ENTRIES SHOWN start
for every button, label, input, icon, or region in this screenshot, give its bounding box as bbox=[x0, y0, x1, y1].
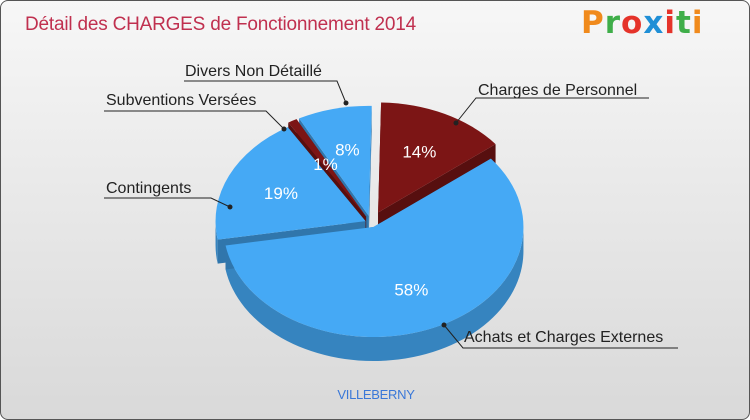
pie-slice bbox=[288, 119, 367, 217]
brand-letter: i bbox=[664, 5, 676, 41]
leader-line-arrow bbox=[441, 322, 447, 328]
pie-slice bbox=[299, 105, 372, 216]
leader-line bbox=[184, 80, 347, 104]
leader-line bbox=[455, 97, 649, 124]
brand-letter: t bbox=[675, 5, 692, 41]
slice-percent-label: 8% bbox=[335, 140, 360, 159]
chart-title: Détail des CHARGES de Fonctionnement 201… bbox=[25, 14, 417, 35]
brand-letter: o bbox=[621, 5, 644, 41]
brand-letter: x bbox=[643, 5, 665, 41]
leader-line-arrow bbox=[343, 100, 349, 106]
slice-category-label: Achats et Charges Externes bbox=[464, 329, 663, 346]
leader-line-arrow bbox=[453, 120, 459, 126]
brand-letter: i bbox=[691, 5, 704, 41]
commune-name: VILLEBERNY bbox=[337, 387, 415, 402]
brand-letter: P bbox=[581, 5, 605, 41]
pie-slice bbox=[215, 127, 366, 240]
slice-category-label: Charges de Personnel bbox=[478, 82, 637, 99]
leader-line bbox=[104, 110, 285, 130]
slice-percent-label: 58% bbox=[394, 280, 428, 299]
slice-percent-label: 1% bbox=[313, 155, 338, 174]
leader-line bbox=[443, 324, 678, 349]
brand-letter: r bbox=[604, 5, 622, 41]
slice-percent-label: 14% bbox=[402, 142, 436, 161]
leader-line-arrow bbox=[227, 204, 233, 210]
leader-line-arrow bbox=[281, 126, 287, 132]
pie-slice bbox=[225, 158, 524, 338]
leader-line bbox=[104, 197, 231, 208]
pie-slices bbox=[215, 102, 524, 362]
slice-category-label: Subventions Versées bbox=[106, 92, 256, 109]
brand-logo: Proxiti bbox=[581, 5, 703, 41]
slice-percent-label: 19% bbox=[264, 184, 298, 203]
slice-category-label: Divers Non Détaillé bbox=[185, 63, 322, 80]
pie-slice bbox=[378, 102, 496, 213]
slice-category-label: Contingents bbox=[106, 180, 191, 197]
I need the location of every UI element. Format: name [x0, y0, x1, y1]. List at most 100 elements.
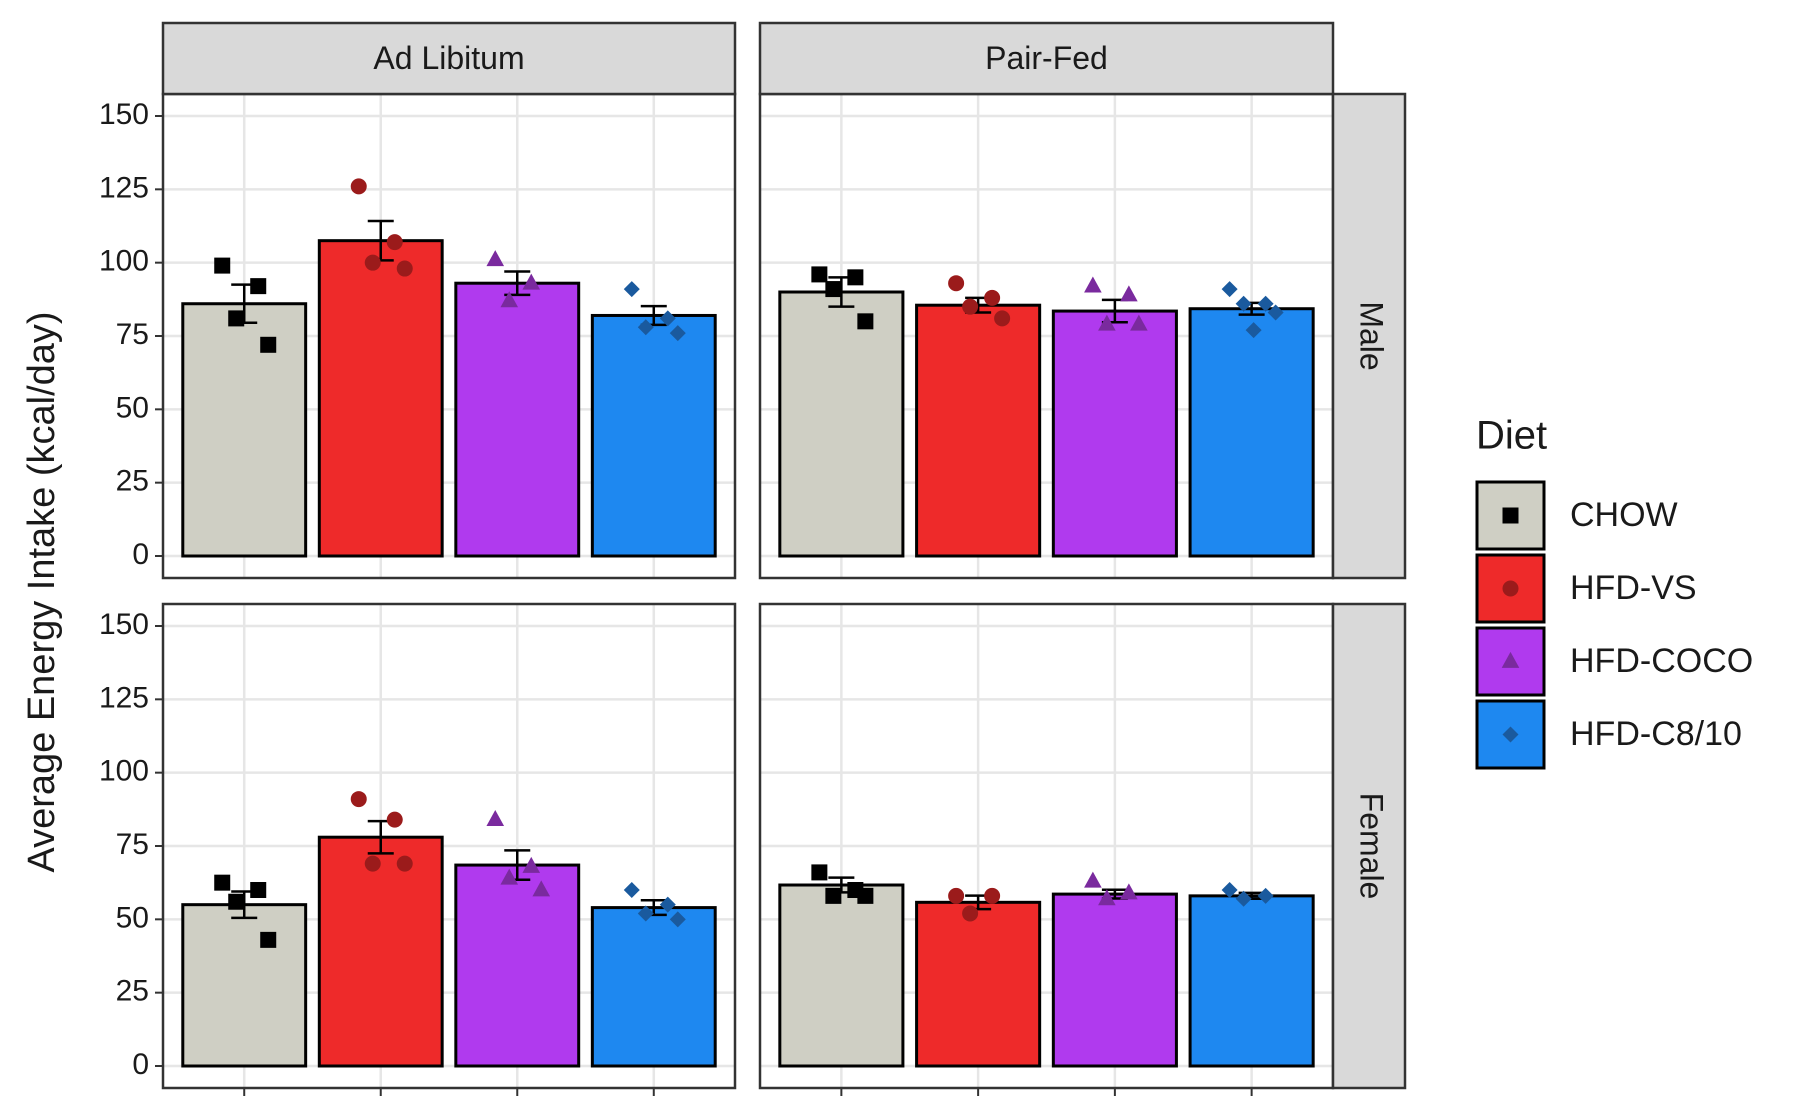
bar [181, 903, 308, 1068]
data-point [811, 266, 828, 283]
bar [1051, 892, 1178, 1068]
data-point [250, 882, 267, 898]
data-point [522, 856, 541, 873]
strip-label: Female [1354, 793, 1390, 900]
data-point [994, 310, 1011, 327]
bar [1051, 309, 1178, 558]
data-point [364, 855, 381, 872]
data-point [1084, 276, 1102, 293]
data-point [948, 275, 965, 292]
y-tick-label: 150 [99, 98, 149, 131]
data-point [260, 931, 277, 948]
data-point [1257, 887, 1274, 904]
y-tick-label: 100 [99, 755, 149, 788]
data-point [228, 893, 245, 910]
data-point [364, 254, 381, 271]
data-point [386, 811, 403, 828]
data-point [857, 887, 874, 904]
data-point [386, 234, 403, 251]
y-tick-label: 50 [116, 901, 149, 934]
strip-label: Pair-Fed [985, 40, 1108, 76]
y-tick-label: 100 [99, 245, 149, 278]
data-point [857, 313, 874, 330]
data-point [1245, 322, 1262, 339]
data-point [962, 905, 979, 922]
data-point [350, 791, 367, 808]
data-point [350, 178, 367, 195]
data-point [847, 269, 864, 286]
data-point [623, 281, 640, 298]
strip-label: Male [1354, 301, 1390, 370]
data-point [1084, 871, 1102, 888]
data-point [1098, 314, 1116, 331]
bar [317, 239, 444, 558]
legend-symbol [1502, 507, 1519, 524]
legend-label: HFD-C8/10 [1570, 715, 1742, 753]
data-point [962, 298, 979, 315]
bar [454, 281, 581, 558]
legend-label: HFD-COCO [1570, 642, 1753, 680]
panel-border [161, 602, 737, 1090]
data-point [811, 864, 828, 881]
data-point [825, 887, 842, 904]
data-point [984, 289, 1001, 306]
data-point [228, 310, 245, 327]
data-point [825, 281, 842, 298]
y-tick-label: 0 [132, 538, 149, 571]
legend-symbol [1502, 580, 1519, 597]
strip [1331, 602, 1407, 1090]
y-tick-label: 50 [116, 391, 149, 424]
data-point [1257, 295, 1274, 312]
data-point [948, 887, 965, 904]
data-point [396, 855, 413, 872]
legend-symbol [1501, 651, 1520, 668]
y-axis-label: Average Energy Intake (kcal/day) [21, 311, 63, 872]
bar [590, 313, 717, 558]
bar [317, 835, 444, 1068]
bar [778, 290, 905, 558]
y-tick-label: 125 [99, 681, 149, 714]
data-point [522, 273, 541, 290]
y-tick-label: 0 [132, 1048, 149, 1081]
y-tick-label: 75 [116, 318, 149, 351]
data-point [500, 291, 519, 308]
data-point [984, 887, 1001, 904]
strip [758, 21, 1335, 96]
data-point [396, 260, 413, 277]
data-point [669, 325, 686, 342]
strip-label: Ad Libitum [373, 40, 524, 76]
data-point [486, 810, 505, 826]
strip [1331, 92, 1407, 580]
data-point [1098, 889, 1116, 906]
y-tick-label: 75 [116, 828, 149, 861]
data-point [637, 319, 654, 336]
y-tick-label: 25 [116, 465, 149, 498]
legend-title: Diet [1476, 414, 1547, 458]
data-point [1221, 281, 1238, 298]
data-point [1235, 295, 1252, 312]
bar [915, 303, 1042, 558]
data-point [500, 868, 519, 885]
strip [161, 21, 737, 96]
data-point [659, 896, 676, 913]
data-point [1267, 304, 1284, 321]
data-point [532, 880, 551, 897]
data-point [1221, 882, 1238, 898]
legend-label: HFD-VS [1570, 569, 1697, 607]
data-point [669, 911, 686, 928]
data-point [637, 905, 654, 922]
bar [1188, 894, 1315, 1068]
data-point [214, 874, 231, 891]
data-point [1130, 314, 1148, 331]
y-tick-label: 25 [116, 975, 149, 1008]
bar [778, 883, 905, 1068]
y-tick-label: 150 [99, 608, 149, 641]
data-point [1120, 883, 1138, 900]
bar [454, 863, 581, 1068]
data-point [260, 336, 277, 353]
data-point [486, 250, 505, 267]
y-tick-label: 125 [99, 171, 149, 204]
data-point [659, 310, 676, 327]
legend-symbol [1502, 726, 1519, 743]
ENTRIES SHOWN end
EXERCISE PROMPT = Copy out every line of the material above verbatim, leaving out the pictures.

WRITTEN REPLY =
for every button, label, input, icon, or region in this screenshot, give its bounding box as bbox=[x0, y0, x1, y1].
pie-slice bbox=[288, 119, 367, 217]
brand-letter: i bbox=[664, 5, 676, 41]
leader-line-arrow bbox=[441, 322, 447, 328]
pie-slice bbox=[299, 105, 372, 216]
leader-line bbox=[184, 80, 347, 104]
leader-line bbox=[455, 97, 649, 124]
brand-letter: t bbox=[675, 5, 692, 41]
slice-percent-label: 8% bbox=[335, 140, 360, 159]
chart-title: Détail des CHARGES de Fonctionnement 201… bbox=[25, 14, 417, 35]
brand-letter: o bbox=[621, 5, 644, 41]
brand-letter: x bbox=[643, 5, 665, 41]
leader-line-arrow bbox=[343, 100, 349, 106]
slice-category-label: Achats et Charges Externes bbox=[464, 329, 663, 346]
leader-line-arrow bbox=[453, 120, 459, 126]
brand-letter: i bbox=[691, 5, 704, 41]
commune-name: VILLEBERNY bbox=[337, 387, 415, 402]
brand-letter: P bbox=[581, 5, 605, 41]
pie-slice bbox=[215, 127, 366, 240]
slice-category-label: Charges de Personnel bbox=[478, 82, 637, 99]
leader-line bbox=[104, 110, 285, 130]
slice-percent-label: 58% bbox=[394, 280, 428, 299]
slice-percent-label: 1% bbox=[313, 155, 338, 174]
leader-line bbox=[443, 324, 678, 349]
brand-letter: r bbox=[604, 5, 622, 41]
slice-percent-label: 14% bbox=[402, 142, 436, 161]
leader-line-arrow bbox=[227, 204, 233, 210]
leader-line-arrow bbox=[281, 126, 287, 132]
pie-slice bbox=[225, 158, 524, 338]
leader-line bbox=[104, 197, 231, 208]
pie-slices bbox=[215, 102, 524, 362]
slice-category-label: Subventions Versées bbox=[106, 92, 256, 109]
brand-logo: Proxiti bbox=[581, 5, 703, 41]
slice-percent-label: 19% bbox=[264, 184, 298, 203]
slice-category-label: Divers Non Détaillé bbox=[185, 63, 322, 80]
pie-slice bbox=[378, 102, 496, 213]
slice-category-label: Contingents bbox=[106, 180, 191, 197]
I need the location of every UI element. Format: name [x0, y0, x1, y1]. List at most 100 elements.
bar [181, 903, 308, 1068]
data-point [811, 266, 828, 283]
bar [1051, 892, 1178, 1068]
data-point [250, 882, 267, 898]
data-point [522, 856, 541, 873]
strip-label: Female [1354, 793, 1390, 900]
data-point [994, 310, 1011, 327]
bar [1051, 309, 1178, 558]
data-point [364, 855, 381, 872]
data-point [1084, 276, 1102, 293]
data-point [948, 275, 965, 292]
y-tick-label: 150 [99, 98, 149, 131]
data-point [260, 931, 277, 948]
data-point [1257, 887, 1274, 904]
y-tick-label: 100 [99, 755, 149, 788]
data-point [228, 893, 245, 910]
data-point [364, 254, 381, 271]
data-point [386, 811, 403, 828]
data-point [857, 887, 874, 904]
data-point [386, 234, 403, 251]
y-tick-label: 50 [116, 901, 149, 934]
strip-label: Pair-Fed [985, 40, 1108, 76]
y-tick-label: 100 [99, 245, 149, 278]
data-point [857, 313, 874, 330]
data-point [1245, 322, 1262, 339]
data-point [962, 905, 979, 922]
data-point [350, 791, 367, 808]
data-point [350, 178, 367, 195]
data-point [847, 269, 864, 286]
data-point [623, 281, 640, 298]
strip-label: Male [1354, 301, 1390, 370]
data-point [1084, 871, 1102, 888]
data-point [1098, 314, 1116, 331]
bar [317, 239, 444, 558]
legend-symbol [1502, 507, 1519, 524]
legend-label: HFD-C8/10 [1570, 715, 1742, 753]
data-point [962, 298, 979, 315]
bar [454, 281, 581, 558]
legend-label: HFD-COCO [1570, 642, 1753, 680]
panel-border [161, 602, 737, 1090]
data-point [811, 864, 828, 881]
data-point [825, 887, 842, 904]
data-point [984, 289, 1001, 306]
data-point [228, 310, 245, 327]
data-point [825, 281, 842, 298]
y-tick-label: 0 [132, 538, 149, 571]
legend-symbol [1502, 580, 1519, 597]
strip [1331, 602, 1407, 1090]
y-tick-label: 50 [116, 391, 149, 424]
data-point [1257, 295, 1274, 312]
data-point [948, 887, 965, 904]
data-point [396, 855, 413, 872]
legend-symbol [1501, 651, 1520, 668]
y-axis-label: Average Energy Intake (kcal/day) [21, 311, 63, 872]
bar [590, 313, 717, 558]
bar [317, 835, 444, 1068]
bar [778, 290, 905, 558]
y-tick-label: 125 [99, 681, 149, 714]
data-point [522, 273, 541, 290]
y-tick-label: 0 [132, 1048, 149, 1081]
y-tick-label: 75 [116, 318, 149, 351]
data-point [500, 291, 519, 308]
data-point [984, 887, 1001, 904]
strip [758, 21, 1335, 96]
data-point [396, 260, 413, 277]
data-point [669, 325, 686, 342]
strip-label: Ad Libitum [373, 40, 524, 76]
data-point [486, 810, 505, 826]
strip [1331, 92, 1407, 580]
data-point [1098, 889, 1116, 906]
y-tick-label: 75 [116, 828, 149, 861]
data-point [637, 319, 654, 336]
y-tick-label: 25 [116, 465, 149, 498]
legend-title: Diet [1476, 414, 1547, 458]
data-point [1221, 281, 1238, 298]
data-point [1235, 295, 1252, 312]
bar [915, 303, 1042, 558]
data-point [500, 868, 519, 885]
strip [161, 21, 737, 96]
data-point [659, 896, 676, 913]
data-point [1267, 304, 1284, 321]
data-point [532, 880, 551, 897]
data-point [1221, 882, 1238, 898]
legend-label: HFD-VS [1570, 569, 1697, 607]
data-point [669, 911, 686, 928]
data-point [637, 905, 654, 922]
bar [1188, 894, 1315, 1068]
data-point [214, 874, 231, 891]
data-point [1130, 314, 1148, 331]
y-tick-label: 25 [116, 975, 149, 1008]
bar [778, 883, 905, 1068]
y-tick-label: 150 [99, 608, 149, 641]
data-point [1120, 883, 1138, 900]
bar [454, 863, 581, 1068]
data-point [260, 336, 277, 353]
data-point [486, 250, 505, 267]
y-tick-label: 125 [99, 171, 149, 204]
data-point [659, 310, 676, 327]
legend-symbol [1502, 726, 1519, 743]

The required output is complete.